## Exercise aim
Reproduce all entries precisely as they are written.
— START Recorded information —
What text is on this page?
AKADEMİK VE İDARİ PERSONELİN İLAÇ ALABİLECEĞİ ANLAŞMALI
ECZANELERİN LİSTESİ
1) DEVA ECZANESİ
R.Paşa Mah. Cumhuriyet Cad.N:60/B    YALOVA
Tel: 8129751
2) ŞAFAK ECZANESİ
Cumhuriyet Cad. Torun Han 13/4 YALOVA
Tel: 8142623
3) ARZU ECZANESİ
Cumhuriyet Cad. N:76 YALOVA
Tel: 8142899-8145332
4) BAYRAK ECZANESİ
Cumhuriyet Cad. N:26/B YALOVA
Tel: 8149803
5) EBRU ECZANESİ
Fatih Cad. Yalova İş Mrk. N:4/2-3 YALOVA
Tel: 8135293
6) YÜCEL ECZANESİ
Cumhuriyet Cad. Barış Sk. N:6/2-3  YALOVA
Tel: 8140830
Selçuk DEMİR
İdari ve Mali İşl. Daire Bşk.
— END Recorded information —
## Response to the task
What text is on this page?
AKADEMİK VE İDARİ PERSONELİN İLAÇ ALABİLECEĞİ ANLAŞMALI
ECZANELERİN LİSTESİ
1) DEVA ECZANESİ
R.Paşa Mah. Cumhuriyet Cad.N:60/B    YALOVA
Tel: 8129751
2) ŞAFAK ECZANESİ
Cumhuriyet Cad. Torun Han 13/4 YALOVA
Tel: 8142623
3) ARZU ECZANESİ
Cumhuriyet Cad. N:76 YALOVA
Tel: 8142899-8145332
4) BAYRAK ECZANESİ
Cumhuriyet Cad. N:26/B YALOVA
Tel: 8149803
5) EBRU ECZANESİ
Fatih Cad. Yalova İş Mrk. N:4/2-3 YALOVA
Tel: 8135293
6) YÜCEL ECZANESİ
Cumhuriyet Cad. Barış Sk. N:6/2-3  YALOVA
Tel: 8140830
Selçuk DEMİR
İdari ve Mali İşl. Daire Bşk.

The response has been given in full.